● **Exercise directions**
Lines containing the string "caption" are to be counted. Write only how many there are.

● **Excerpted records**
·····

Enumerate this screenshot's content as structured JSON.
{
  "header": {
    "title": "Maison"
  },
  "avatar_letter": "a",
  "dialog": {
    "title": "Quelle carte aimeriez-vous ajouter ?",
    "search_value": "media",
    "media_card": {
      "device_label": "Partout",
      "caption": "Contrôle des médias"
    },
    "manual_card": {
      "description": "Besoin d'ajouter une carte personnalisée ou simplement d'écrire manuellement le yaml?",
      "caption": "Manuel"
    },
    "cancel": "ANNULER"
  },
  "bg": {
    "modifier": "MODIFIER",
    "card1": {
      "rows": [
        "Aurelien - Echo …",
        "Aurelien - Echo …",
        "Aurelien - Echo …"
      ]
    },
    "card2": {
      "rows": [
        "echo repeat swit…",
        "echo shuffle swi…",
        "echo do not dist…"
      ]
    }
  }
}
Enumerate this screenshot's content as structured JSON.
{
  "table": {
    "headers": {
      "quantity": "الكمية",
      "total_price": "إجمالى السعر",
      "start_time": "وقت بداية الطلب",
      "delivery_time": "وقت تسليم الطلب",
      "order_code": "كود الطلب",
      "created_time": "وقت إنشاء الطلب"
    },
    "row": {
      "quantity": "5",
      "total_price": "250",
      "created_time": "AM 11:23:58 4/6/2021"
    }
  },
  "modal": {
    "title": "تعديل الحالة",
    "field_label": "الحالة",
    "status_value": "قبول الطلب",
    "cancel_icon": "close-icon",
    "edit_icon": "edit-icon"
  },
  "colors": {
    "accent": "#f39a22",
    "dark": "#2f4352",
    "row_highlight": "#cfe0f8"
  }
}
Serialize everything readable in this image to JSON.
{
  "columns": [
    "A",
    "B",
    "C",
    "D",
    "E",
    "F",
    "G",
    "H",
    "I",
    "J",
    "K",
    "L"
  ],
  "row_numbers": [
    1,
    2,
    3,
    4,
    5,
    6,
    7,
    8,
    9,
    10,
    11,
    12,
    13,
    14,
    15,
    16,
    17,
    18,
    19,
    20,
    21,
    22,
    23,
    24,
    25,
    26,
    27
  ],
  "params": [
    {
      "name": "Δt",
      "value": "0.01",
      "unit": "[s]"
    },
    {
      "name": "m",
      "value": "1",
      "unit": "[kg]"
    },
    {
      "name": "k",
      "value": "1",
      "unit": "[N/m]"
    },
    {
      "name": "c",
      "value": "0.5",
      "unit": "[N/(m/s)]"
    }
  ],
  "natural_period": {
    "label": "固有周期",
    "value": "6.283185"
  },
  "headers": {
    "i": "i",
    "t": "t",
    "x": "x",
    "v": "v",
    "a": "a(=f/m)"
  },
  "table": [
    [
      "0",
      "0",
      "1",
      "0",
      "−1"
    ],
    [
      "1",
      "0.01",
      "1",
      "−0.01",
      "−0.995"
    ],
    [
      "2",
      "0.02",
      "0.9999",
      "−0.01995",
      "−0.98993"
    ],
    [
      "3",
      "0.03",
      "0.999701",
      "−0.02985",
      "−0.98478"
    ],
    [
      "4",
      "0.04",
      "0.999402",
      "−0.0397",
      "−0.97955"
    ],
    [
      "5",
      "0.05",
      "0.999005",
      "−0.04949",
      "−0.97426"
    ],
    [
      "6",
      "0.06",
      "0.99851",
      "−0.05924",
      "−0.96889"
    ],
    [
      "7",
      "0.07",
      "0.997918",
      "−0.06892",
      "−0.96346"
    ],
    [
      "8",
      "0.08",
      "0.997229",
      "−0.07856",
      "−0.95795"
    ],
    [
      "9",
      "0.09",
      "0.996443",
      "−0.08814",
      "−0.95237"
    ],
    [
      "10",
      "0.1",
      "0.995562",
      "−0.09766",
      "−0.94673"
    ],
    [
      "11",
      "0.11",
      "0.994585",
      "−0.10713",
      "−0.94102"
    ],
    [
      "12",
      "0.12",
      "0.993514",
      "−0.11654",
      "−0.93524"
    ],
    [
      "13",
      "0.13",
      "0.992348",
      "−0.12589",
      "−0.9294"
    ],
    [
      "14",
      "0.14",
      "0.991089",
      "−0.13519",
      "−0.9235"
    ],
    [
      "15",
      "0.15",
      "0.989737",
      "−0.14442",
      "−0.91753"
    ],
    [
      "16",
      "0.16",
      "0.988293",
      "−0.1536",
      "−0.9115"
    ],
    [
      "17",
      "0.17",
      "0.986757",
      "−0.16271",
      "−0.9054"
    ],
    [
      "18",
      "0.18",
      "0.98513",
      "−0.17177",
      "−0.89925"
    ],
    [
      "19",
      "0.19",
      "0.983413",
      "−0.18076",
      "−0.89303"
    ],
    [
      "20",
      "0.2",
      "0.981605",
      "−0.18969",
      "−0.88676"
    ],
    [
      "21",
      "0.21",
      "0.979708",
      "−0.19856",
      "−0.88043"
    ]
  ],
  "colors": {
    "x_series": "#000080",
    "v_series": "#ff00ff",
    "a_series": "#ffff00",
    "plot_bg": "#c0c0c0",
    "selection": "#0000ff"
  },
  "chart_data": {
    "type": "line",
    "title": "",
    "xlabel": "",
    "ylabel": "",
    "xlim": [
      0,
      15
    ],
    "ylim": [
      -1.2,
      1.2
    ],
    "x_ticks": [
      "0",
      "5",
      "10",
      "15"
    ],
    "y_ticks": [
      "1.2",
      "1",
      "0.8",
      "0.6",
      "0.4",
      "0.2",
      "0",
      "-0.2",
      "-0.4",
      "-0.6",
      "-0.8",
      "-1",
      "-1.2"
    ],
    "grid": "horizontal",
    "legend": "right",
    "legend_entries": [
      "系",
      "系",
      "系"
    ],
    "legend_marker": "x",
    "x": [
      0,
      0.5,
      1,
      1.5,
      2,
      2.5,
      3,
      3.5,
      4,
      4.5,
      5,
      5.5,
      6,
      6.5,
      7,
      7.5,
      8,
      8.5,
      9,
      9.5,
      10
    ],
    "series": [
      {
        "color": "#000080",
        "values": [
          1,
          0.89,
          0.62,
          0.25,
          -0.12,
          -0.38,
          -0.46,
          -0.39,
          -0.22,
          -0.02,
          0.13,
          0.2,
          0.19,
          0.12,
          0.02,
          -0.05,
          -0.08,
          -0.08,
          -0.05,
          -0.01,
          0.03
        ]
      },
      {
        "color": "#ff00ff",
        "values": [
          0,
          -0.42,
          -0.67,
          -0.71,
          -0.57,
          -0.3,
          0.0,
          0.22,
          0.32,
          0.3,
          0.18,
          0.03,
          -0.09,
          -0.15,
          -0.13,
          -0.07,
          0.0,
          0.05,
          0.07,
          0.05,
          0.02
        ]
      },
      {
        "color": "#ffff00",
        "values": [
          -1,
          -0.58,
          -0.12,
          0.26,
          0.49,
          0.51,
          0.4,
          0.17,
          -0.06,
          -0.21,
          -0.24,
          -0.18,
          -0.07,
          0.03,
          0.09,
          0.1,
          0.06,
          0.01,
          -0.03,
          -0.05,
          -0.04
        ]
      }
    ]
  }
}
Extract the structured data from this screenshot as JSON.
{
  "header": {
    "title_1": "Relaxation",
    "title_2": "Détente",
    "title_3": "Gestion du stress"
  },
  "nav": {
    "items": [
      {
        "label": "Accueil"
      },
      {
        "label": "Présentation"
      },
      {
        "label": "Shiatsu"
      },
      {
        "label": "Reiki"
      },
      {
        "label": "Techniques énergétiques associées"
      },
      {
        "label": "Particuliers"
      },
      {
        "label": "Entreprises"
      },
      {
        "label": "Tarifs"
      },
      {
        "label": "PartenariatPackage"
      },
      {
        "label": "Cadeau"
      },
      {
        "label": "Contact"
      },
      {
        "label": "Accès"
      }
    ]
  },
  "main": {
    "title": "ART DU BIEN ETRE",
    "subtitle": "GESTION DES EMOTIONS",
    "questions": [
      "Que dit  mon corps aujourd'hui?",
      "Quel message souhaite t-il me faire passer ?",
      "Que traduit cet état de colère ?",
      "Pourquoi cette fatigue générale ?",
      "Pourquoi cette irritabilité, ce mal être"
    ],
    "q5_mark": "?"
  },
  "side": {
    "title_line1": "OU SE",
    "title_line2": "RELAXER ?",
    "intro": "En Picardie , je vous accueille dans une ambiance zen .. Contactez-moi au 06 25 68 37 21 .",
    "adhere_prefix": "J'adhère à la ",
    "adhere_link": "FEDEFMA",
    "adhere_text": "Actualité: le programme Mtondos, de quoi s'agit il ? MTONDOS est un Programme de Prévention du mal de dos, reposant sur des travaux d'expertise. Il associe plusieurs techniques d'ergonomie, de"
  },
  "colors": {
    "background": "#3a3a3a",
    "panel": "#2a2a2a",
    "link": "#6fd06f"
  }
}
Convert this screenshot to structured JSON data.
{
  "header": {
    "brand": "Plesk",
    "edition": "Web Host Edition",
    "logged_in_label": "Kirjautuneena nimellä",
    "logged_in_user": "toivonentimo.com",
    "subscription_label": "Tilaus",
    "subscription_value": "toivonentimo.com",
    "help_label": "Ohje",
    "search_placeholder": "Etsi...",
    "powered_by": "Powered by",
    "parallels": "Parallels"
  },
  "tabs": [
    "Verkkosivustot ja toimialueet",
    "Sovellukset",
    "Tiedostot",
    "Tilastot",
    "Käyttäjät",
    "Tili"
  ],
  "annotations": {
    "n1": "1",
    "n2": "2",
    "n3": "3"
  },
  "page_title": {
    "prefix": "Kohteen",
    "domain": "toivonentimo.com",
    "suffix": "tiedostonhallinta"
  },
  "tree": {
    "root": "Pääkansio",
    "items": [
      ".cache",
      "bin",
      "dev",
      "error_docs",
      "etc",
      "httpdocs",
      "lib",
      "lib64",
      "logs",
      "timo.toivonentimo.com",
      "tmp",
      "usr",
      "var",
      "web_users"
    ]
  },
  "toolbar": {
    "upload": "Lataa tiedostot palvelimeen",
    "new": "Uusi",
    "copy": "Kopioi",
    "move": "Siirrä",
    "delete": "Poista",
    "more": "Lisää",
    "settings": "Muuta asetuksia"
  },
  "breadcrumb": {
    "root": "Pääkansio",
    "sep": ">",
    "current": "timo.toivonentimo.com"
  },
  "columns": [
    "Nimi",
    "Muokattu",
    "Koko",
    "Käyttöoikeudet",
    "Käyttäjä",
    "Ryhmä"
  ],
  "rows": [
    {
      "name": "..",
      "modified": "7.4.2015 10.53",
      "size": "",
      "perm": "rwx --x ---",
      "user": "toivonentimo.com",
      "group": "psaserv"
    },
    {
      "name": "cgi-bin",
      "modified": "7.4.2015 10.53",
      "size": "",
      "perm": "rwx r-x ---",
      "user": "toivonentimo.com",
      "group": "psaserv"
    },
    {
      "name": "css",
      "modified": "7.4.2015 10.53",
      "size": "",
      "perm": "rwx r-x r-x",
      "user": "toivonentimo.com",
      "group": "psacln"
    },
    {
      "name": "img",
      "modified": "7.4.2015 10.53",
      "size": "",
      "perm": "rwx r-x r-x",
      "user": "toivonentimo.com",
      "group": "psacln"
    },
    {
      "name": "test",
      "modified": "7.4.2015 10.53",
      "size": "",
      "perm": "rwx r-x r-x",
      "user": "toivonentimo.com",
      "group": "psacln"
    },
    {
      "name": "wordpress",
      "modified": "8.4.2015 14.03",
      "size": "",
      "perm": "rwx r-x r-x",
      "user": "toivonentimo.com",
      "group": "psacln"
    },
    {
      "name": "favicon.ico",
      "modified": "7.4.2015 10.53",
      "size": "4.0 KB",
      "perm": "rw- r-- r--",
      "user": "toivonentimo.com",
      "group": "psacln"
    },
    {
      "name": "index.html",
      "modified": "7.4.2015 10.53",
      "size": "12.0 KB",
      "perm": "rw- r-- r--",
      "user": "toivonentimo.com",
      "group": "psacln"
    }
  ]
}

·····

● **Written response**
2